◆ Written exercise ◆
In your copy, leave out the pictures; write out all the data exactly.

◆ The records ◆

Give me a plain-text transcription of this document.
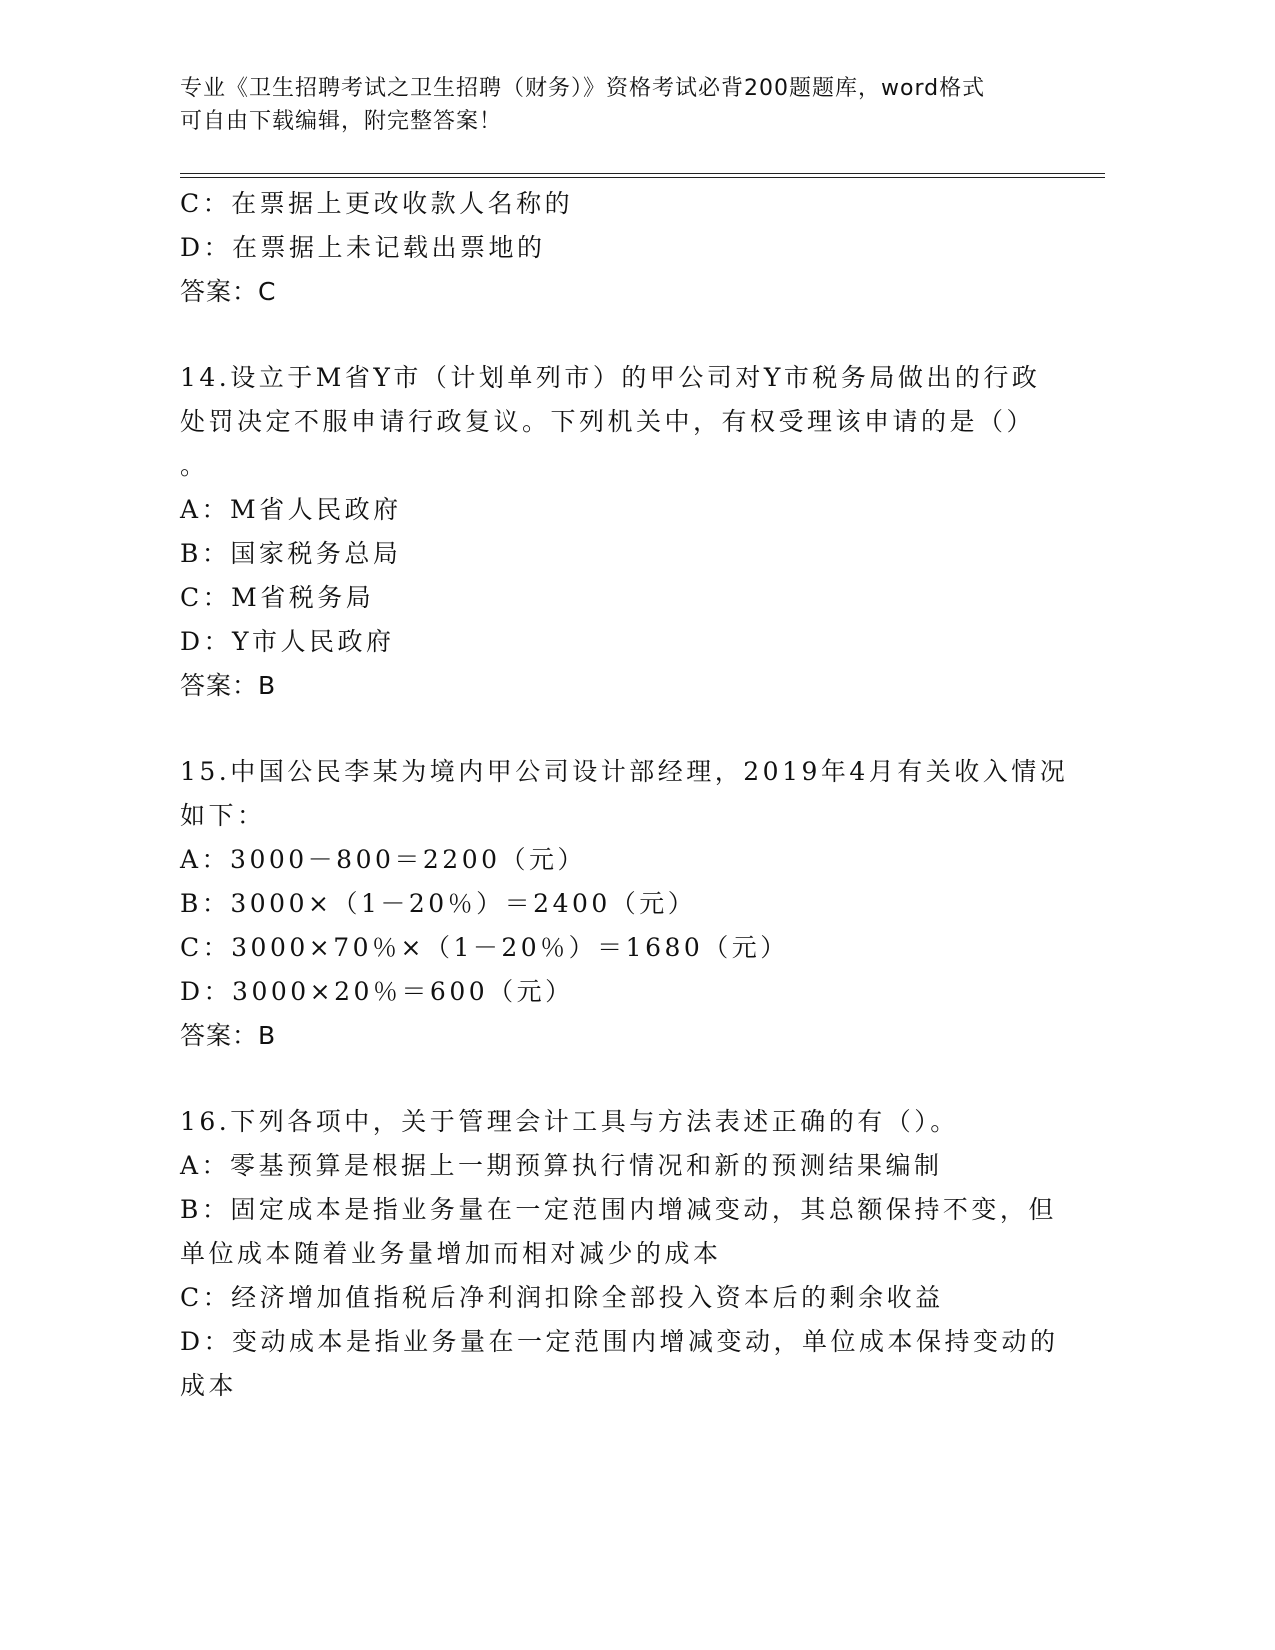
专业《卫生招聘考试之卫生招聘（财务）》资格考试必背200题题库，word格式
可自由下载编辑，附完整答案！
C：在票据上更改收款人名称的
D：在票据上未记载出票地的
答案：C
14.设立于M省Y市（计划单列市）的甲公司对Y市税务局做出的行政
处罚决定不服申请行政复议。下列机关中，有权受理该申请的是（）
。
A：M省人民政府
B：国家税务总局
C：M省税务局
D：Y市人民政府
答案：B
15.中国公民李某为境内甲公司设计部经理，2019年4月有关收入情况
如下：
A：3000－800＝2200（元）
B：3000×（1－20％）＝2400（元）
C：3000×70％×（1－20％）＝1680（元）
D：3000×20％＝600（元）
答案：B
16.下列各项中，关于管理会计工具与方法表述正确的有（）。
A：零基预算是根据上一期预算执行情况和新的预测结果编制
B：固定成本是指业务量在一定范围内增减变动，其总额保持不变，但
单位成本随着业务量增加而相对减少的成本
C：经济增加值指税后净利润扣除全部投入资本后的剩余收益
D：变动成本是指业务量在一定范围内增减变动，单位成本保持变动的
成本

◆ Result of the exercise ◆
Give me a plain-text transcription of this document.
专业《卫生招聘考试之卫生招聘（财务）》资格考试必背200题题库，word格式
可自由下载编辑，附完整答案！
C：在票据上更改收款人名称的
D：在票据上未记载出票地的
答案：C
14.设立于M省Y市（计划单列市）的甲公司对Y市税务局做出的行政
处罚决定不服申请行政复议。下列机关中，有权受理该申请的是（）
。
A：M省人民政府
B：国家税务总局
C：M省税务局
D：Y市人民政府
答案：B
15.中国公民李某为境内甲公司设计部经理，2019年4月有关收入情况
如下：
A：3000－800＝2200（元）
B：3000×（1－20％）＝2400（元）
C：3000×70％×（1－20％）＝1680（元）
D：3000×20％＝600（元）
答案：B
16.下列各项中，关于管理会计工具与方法表述正确的有（）。
A：零基预算是根据上一期预算执行情况和新的预测结果编制
B：固定成本是指业务量在一定范围内增减变动，其总额保持不变，但
单位成本随着业务量增加而相对减少的成本
C：经济增加值指税后净利润扣除全部投入资本后的剩余收益
D：变动成本是指业务量在一定范围内增减变动，单位成本保持变动的
成本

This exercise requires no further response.